⟨

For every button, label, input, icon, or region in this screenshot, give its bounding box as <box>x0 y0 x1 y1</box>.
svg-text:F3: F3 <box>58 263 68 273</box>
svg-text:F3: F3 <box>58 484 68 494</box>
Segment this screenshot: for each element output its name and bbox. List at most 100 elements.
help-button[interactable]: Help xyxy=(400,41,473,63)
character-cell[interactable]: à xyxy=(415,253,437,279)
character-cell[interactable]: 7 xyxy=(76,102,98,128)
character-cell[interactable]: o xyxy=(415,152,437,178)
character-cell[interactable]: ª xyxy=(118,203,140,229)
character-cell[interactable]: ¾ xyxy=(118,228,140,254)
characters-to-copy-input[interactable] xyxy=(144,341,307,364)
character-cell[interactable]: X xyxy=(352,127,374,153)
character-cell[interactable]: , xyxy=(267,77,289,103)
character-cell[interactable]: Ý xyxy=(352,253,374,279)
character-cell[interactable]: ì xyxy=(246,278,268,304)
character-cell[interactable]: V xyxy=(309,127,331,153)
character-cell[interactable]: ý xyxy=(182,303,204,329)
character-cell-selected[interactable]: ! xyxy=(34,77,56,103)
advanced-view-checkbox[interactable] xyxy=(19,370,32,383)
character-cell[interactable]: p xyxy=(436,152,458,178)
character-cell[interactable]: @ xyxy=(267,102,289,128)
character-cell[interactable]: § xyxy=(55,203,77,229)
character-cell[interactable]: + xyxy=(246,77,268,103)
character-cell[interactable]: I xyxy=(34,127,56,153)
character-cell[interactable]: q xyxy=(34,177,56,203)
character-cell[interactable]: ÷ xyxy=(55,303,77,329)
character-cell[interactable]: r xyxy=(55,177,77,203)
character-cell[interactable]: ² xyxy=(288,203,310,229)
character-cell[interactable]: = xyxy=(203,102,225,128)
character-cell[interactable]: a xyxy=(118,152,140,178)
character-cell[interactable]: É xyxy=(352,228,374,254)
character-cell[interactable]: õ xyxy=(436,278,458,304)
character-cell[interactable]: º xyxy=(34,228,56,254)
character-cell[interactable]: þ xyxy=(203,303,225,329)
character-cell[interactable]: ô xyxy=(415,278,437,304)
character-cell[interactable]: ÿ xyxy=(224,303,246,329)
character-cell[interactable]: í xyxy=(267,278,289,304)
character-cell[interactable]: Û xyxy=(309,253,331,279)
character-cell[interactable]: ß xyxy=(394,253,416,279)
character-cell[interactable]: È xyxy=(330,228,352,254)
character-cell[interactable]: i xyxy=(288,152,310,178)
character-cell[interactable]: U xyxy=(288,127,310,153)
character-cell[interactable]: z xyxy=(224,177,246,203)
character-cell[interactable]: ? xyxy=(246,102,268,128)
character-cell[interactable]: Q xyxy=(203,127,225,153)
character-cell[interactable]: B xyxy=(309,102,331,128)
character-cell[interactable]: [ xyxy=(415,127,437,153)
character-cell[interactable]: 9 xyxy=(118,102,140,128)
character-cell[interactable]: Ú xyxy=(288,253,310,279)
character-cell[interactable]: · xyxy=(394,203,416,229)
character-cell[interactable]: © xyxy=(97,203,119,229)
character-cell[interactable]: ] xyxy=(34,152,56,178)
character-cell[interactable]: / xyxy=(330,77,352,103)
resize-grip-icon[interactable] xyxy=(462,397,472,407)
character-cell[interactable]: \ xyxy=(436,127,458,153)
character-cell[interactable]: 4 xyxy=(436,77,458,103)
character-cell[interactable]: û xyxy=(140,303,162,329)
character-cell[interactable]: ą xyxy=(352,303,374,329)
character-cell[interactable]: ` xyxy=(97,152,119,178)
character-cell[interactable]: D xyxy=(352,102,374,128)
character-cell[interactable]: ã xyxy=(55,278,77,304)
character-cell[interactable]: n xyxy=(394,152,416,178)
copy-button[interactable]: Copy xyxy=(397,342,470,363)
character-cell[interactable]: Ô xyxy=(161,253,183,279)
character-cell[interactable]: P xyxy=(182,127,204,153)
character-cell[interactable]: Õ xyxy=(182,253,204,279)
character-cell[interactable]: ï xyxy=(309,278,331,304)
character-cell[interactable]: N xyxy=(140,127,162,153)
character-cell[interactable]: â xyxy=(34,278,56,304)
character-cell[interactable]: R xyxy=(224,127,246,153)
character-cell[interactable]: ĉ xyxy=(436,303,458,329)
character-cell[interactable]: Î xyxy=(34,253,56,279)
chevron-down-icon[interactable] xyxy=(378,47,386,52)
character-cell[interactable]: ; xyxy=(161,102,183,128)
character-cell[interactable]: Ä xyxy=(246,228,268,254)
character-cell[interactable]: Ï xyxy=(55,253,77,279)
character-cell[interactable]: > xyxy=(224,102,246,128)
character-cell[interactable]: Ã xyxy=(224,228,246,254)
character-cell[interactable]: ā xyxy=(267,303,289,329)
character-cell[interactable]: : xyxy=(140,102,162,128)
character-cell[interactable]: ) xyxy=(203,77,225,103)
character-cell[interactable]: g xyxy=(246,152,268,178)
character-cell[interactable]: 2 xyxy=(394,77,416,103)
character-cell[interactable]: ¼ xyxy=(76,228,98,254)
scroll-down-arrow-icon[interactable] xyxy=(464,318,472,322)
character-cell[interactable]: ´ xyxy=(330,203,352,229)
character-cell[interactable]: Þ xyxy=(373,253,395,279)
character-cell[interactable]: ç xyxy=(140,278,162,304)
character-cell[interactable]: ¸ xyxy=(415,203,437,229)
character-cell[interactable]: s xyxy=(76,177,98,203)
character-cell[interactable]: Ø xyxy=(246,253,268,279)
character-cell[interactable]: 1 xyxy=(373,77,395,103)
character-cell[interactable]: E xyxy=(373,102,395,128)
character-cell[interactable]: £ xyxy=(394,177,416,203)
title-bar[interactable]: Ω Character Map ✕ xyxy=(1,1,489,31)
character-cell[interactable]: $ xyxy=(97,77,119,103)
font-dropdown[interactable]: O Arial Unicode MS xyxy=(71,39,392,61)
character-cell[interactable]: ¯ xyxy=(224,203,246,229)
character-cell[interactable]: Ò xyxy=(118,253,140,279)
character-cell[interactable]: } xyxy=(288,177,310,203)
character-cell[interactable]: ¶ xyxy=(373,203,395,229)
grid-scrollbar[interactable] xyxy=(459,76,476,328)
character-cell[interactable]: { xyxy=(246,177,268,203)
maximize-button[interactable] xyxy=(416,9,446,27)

⟩

[Stated goal]
Start at the first line of the rows and stop after the line that contains "Segment this screenshot: for". Turn those lines into a numbered list, leaving out any blank lines.

[Output]
1. For every button, label, input, icon, or region in this screenshot, give its bounding box as <box>x0 y0 x1 y1</box>.
2. svg-text:F3: F3 <box>58 263 68 273</box>
3. svg-text:F3: F3 <box>58 484 68 494</box>
4. Segment this screenshot: for each element output its name and bbox. List at most 100 elements.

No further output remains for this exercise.